-- start of Data supplied --

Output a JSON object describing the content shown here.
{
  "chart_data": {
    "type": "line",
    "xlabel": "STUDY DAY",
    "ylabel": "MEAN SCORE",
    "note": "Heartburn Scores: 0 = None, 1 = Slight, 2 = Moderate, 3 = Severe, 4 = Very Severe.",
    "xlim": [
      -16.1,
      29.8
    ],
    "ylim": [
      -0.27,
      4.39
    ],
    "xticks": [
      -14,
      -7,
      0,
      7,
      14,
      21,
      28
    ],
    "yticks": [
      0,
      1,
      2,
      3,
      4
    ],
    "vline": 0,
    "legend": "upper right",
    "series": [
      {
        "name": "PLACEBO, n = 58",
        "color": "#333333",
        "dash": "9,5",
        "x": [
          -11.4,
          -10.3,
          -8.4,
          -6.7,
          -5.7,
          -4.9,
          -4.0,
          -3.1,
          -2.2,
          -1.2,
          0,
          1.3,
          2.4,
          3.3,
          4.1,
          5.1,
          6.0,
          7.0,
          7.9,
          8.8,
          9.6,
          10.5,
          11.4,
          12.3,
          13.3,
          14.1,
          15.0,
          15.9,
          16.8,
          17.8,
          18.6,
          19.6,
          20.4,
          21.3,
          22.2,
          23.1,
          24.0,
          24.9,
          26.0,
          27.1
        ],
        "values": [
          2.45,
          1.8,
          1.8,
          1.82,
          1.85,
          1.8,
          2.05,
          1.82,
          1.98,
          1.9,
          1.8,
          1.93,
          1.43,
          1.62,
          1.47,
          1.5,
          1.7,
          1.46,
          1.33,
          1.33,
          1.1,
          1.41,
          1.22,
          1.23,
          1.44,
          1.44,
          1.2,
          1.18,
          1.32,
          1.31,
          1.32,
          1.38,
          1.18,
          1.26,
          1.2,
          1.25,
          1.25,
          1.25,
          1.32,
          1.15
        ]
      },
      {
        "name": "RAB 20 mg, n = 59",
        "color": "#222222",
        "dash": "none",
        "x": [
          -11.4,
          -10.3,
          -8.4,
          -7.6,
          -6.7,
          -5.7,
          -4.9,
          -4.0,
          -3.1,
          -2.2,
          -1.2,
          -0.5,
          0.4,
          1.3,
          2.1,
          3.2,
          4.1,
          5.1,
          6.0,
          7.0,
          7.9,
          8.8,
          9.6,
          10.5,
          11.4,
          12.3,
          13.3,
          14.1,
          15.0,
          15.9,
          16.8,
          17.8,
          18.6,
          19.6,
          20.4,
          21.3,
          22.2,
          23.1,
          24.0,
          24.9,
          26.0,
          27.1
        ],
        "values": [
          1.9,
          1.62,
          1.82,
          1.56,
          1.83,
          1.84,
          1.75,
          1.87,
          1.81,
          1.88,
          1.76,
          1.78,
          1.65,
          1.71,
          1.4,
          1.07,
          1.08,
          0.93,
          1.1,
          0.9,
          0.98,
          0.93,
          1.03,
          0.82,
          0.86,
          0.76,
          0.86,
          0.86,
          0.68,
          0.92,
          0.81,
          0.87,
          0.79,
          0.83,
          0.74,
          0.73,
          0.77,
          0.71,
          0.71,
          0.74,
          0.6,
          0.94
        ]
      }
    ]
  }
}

-- end of Data supplied --

Prompt —
Transcribe every entry exactly, omitting nothing.

Response to this exercise —
Output a JSON object describing the content shown here.
{
  "chart_data": {
    "type": "line",
    "xlabel": "STUDY DAY",
    "ylabel": "MEAN SCORE",
    "note": "Heartburn Scores: 0 = None, 1 = Slight, 2 = Moderate, 3 = Severe, 4 = Very Severe.",
    "xlim": [
      -16.1,
      29.8
    ],
    "ylim": [
      -0.27,
      4.39
    ],
    "xticks": [
      -14,
      -7,
      0,
      7,
      14,
      21,
      28
    ],
    "yticks": [
      0,
      1,
      2,
      3,
      4
    ],
    "vline": 0,
    "legend": "upper right",
    "series": [
      {
        "name": "PLACEBO, n = 58",
        "color": "#333333",
        "dash": "9,5",
        "x": [
          -11.4,
          -10.3,
          -8.4,
          -6.7,
          -5.7,
          -4.9,
          -4.0,
          -3.1,
          -2.2,
          -1.2,
          0,
          1.3,
          2.4,
          3.3,
          4.1,
          5.1,
          6.0,
          7.0,
          7.9,
          8.8,
          9.6,
          10.5,
          11.4,
          12.3,
          13.3,
          14.1,
          15.0,
          15.9,
          16.8,
          17.8,
          18.6,
          19.6,
          20.4,
          21.3,
          22.2,
          23.1,
          24.0,
          24.9,
          26.0,
          27.1
        ],
        "values": [
          2.45,
          1.8,
          1.8,
          1.82,
          1.85,
          1.8,
          2.05,
          1.82,
          1.98,
          1.9,
          1.8,
          1.93,
          1.43,
          1.62,
          1.47,
          1.5,
          1.7,
          1.46,
          1.33,
          1.33,
          1.1,
          1.41,
          1.22,
          1.23,
          1.44,
          1.44,
          1.2,
          1.18,
          1.32,
          1.31,
          1.32,
          1.38,
          1.18,
          1.26,
          1.2,
          1.25,
          1.25,
          1.25,
          1.32,
          1.15
        ]
      },
      {
        "name": "RAB 20 mg, n = 59",
        "color": "#222222",
        "dash": "none",
        "x": [
          -11.4,
          -10.3,
          -8.4,
          -7.6,
          -6.7,
          -5.7,
          -4.9,
          -4.0,
          -3.1,
          -2.2,
          -1.2,
          -0.5,
          0.4,
          1.3,
          2.1,
          3.2,
          4.1,
          5.1,
          6.0,
          7.0,
          7.9,
          8.8,
          9.6,
          10.5,
          11.4,
          12.3,
          13.3,
          14.1,
          15.0,
          15.9,
          16.8,
          17.8,
          18.6,
          19.6,
          20.4,
          21.3,
          22.2,
          23.1,
          24.0,
          24.9,
          26.0,
          27.1
        ],
        "values": [
          1.9,
          1.62,
          1.82,
          1.56,
          1.83,
          1.84,
          1.75,
          1.87,
          1.81,
          1.88,
          1.76,
          1.78,
          1.65,
          1.71,
          1.4,
          1.07,
          1.08,
          0.93,
          1.1,
          0.9,
          0.98,
          0.93,
          1.03,
          0.82,
          0.86,
          0.76,
          0.86,
          0.86,
          0.68,
          0.92,
          0.81,
          0.87,
          0.79,
          0.83,
          0.74,
          0.73,
          0.77,
          0.71,
          0.71,
          0.74,
          0.6,
          0.94
        ]
      }
    ]
  }
}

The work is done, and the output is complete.